■ To do ■
Write out, character for character, the line containing "Convert this document image to plain text." and all lines after it up to the end of the listing.

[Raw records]
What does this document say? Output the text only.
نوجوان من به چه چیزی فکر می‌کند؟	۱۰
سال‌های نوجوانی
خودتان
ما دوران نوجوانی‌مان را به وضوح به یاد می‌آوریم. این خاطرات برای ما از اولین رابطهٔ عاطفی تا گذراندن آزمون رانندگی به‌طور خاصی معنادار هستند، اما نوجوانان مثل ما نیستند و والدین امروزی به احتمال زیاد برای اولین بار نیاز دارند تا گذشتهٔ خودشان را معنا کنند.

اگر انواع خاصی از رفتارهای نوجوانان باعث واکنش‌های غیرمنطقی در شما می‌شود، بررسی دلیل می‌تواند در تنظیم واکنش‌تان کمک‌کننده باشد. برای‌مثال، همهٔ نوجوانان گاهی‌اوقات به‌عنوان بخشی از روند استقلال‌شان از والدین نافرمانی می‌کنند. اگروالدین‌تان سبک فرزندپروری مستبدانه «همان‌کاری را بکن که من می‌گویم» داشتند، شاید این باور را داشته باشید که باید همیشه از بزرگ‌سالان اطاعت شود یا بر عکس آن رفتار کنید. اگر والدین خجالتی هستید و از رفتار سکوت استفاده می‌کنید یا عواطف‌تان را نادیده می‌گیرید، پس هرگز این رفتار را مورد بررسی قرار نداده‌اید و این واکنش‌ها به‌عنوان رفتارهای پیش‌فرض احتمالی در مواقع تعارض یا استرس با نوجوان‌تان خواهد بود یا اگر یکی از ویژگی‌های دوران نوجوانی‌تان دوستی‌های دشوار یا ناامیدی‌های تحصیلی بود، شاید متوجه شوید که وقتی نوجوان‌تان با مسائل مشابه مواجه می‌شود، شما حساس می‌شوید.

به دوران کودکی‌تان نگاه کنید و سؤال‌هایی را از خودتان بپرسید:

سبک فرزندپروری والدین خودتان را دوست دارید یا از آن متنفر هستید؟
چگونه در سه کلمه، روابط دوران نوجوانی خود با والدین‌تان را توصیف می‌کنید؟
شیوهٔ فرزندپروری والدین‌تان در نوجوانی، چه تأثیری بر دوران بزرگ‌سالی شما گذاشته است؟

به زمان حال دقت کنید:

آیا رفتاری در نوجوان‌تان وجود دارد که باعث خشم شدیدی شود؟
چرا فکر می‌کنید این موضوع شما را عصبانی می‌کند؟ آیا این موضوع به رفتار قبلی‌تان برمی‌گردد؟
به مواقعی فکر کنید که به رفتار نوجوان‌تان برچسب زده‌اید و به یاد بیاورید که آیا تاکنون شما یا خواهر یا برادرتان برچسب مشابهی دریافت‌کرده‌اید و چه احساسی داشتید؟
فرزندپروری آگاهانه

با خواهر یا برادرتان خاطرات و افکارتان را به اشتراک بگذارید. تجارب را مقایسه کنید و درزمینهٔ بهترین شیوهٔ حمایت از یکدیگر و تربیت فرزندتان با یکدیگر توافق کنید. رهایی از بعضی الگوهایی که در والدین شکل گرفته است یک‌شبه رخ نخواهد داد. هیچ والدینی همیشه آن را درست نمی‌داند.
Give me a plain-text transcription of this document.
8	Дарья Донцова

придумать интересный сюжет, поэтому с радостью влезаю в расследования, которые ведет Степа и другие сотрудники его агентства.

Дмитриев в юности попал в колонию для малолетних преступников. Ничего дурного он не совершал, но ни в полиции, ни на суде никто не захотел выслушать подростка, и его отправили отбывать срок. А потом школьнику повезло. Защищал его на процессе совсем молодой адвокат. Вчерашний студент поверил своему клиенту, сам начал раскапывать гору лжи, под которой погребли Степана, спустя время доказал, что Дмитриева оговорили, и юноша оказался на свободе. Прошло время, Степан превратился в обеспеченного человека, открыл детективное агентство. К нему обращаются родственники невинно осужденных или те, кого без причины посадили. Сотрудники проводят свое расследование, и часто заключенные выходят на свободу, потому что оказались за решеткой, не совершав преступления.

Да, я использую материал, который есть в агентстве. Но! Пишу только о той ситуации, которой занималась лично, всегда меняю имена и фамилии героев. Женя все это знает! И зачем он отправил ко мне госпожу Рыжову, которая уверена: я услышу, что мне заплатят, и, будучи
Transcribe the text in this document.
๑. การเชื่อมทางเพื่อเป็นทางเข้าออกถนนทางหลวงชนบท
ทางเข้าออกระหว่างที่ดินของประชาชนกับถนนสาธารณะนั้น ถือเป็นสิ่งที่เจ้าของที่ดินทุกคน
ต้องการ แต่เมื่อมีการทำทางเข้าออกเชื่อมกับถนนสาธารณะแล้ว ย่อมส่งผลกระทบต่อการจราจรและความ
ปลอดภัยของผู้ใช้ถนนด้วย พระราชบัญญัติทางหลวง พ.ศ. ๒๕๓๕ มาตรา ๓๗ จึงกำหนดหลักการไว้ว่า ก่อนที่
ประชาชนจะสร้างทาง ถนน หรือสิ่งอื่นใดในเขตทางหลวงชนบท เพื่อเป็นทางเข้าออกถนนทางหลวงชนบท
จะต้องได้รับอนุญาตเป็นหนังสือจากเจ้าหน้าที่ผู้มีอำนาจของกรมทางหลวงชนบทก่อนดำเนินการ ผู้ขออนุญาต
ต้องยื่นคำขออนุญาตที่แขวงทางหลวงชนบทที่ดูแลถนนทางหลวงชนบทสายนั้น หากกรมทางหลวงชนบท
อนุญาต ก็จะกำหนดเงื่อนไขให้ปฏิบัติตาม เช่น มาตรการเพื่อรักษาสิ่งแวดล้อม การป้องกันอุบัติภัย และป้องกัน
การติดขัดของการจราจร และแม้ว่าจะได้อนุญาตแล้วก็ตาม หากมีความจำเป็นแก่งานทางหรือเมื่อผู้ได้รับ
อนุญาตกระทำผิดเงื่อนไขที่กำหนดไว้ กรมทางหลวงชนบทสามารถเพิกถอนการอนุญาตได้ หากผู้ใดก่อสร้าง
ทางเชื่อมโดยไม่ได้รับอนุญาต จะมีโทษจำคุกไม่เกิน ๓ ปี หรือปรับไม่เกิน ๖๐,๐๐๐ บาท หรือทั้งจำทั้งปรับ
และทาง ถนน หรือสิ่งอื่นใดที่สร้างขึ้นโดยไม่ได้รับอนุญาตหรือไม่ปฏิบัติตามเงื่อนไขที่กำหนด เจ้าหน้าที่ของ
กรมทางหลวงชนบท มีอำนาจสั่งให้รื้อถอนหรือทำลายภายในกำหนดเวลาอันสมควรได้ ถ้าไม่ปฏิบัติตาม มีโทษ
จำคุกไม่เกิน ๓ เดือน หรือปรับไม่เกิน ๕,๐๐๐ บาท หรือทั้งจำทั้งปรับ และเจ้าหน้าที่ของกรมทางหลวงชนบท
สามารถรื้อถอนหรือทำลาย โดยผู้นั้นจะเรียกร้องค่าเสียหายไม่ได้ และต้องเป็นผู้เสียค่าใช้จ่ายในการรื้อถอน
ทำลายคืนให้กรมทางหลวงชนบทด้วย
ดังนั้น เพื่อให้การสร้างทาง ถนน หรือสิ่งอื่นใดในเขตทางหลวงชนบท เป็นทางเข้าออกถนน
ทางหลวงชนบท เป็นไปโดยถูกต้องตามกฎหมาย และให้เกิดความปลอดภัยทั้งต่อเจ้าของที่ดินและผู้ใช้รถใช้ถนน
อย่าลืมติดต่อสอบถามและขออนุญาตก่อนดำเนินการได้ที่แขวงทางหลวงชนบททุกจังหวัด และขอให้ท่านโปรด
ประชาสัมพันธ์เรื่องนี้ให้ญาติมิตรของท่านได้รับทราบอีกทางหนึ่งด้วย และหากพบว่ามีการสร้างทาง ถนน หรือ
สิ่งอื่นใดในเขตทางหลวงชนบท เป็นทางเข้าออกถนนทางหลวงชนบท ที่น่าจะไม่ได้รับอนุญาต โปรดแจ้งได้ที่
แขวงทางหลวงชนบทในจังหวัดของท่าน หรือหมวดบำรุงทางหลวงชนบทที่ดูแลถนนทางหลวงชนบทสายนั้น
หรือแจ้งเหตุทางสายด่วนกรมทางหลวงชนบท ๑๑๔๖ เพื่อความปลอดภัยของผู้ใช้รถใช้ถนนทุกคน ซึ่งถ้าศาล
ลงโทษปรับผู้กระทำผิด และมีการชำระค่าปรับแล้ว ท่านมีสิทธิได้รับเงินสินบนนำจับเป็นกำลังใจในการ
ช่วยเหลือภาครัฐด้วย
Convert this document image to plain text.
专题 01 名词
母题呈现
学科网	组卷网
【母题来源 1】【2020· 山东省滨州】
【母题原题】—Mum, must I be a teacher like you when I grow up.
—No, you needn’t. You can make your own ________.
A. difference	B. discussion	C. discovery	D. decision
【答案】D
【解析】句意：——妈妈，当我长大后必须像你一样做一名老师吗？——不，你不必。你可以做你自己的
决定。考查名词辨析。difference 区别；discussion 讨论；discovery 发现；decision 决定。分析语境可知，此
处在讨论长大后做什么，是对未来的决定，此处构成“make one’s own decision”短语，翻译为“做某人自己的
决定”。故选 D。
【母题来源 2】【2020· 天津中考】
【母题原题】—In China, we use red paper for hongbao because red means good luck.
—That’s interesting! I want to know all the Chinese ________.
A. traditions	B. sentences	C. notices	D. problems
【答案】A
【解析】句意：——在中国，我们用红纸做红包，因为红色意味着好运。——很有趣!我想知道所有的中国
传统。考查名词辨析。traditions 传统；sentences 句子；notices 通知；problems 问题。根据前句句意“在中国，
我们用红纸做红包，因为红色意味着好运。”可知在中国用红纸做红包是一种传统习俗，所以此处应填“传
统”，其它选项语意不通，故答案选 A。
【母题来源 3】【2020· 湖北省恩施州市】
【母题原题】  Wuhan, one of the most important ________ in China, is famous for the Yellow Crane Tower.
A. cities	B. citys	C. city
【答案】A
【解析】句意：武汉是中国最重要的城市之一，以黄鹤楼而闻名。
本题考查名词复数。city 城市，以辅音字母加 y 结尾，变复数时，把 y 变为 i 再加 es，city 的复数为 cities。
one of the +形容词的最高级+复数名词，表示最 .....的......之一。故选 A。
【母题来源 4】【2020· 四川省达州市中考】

■ Worked solution ■
Convert this document image to plain text.
专题 01 名词
母题呈现
学科网	组卷网
【母题来源 1】【2020· 山东省滨州】
【母题原题】—Mum, must I be a teacher like you when I grow up.
—No, you needn’t. You can make your own ________.
A. difference	B. discussion	C. discovery	D. decision
【答案】D
【解析】句意：——妈妈，当我长大后必须像你一样做一名老师吗？——不，你不必。你可以做你自己的
决定。考查名词辨析。difference 区别；discussion 讨论；discovery 发现；decision 决定。分析语境可知，此
处在讨论长大后做什么，是对未来的决定，此处构成“make one’s own decision”短语，翻译为“做某人自己的
决定”。故选 D。
【母题来源 2】【2020· 天津中考】
【母题原题】—In China, we use red paper for hongbao because red means good luck.
—That’s interesting! I want to know all the Chinese ________.
A. traditions	B. sentences	C. notices	D. problems
【答案】A
【解析】句意：——在中国，我们用红纸做红包，因为红色意味着好运。——很有趣!我想知道所有的中国
传统。考查名词辨析。traditions 传统；sentences 句子；notices 通知；problems 问题。根据前句句意“在中国，
我们用红纸做红包，因为红色意味着好运。”可知在中国用红纸做红包是一种传统习俗，所以此处应填“传
统”，其它选项语意不通，故答案选 A。
【母题来源 3】【2020· 湖北省恩施州市】
【母题原题】  Wuhan, one of the most important ________ in China, is famous for the Yellow Crane Tower.
A. cities	B. citys	C. city
【答案】A
【解析】句意：武汉是中国最重要的城市之一，以黄鹤楼而闻名。
本题考查名词复数。city 城市，以辅音字母加 y 结尾，变复数时，把 y 变为 i 再加 es，city 的复数为 cities。
one of the +形容词的最高级+复数名词，表示最 .....的......之一。故选 A。
【母题来源 4】【2020· 四川省达州市中考】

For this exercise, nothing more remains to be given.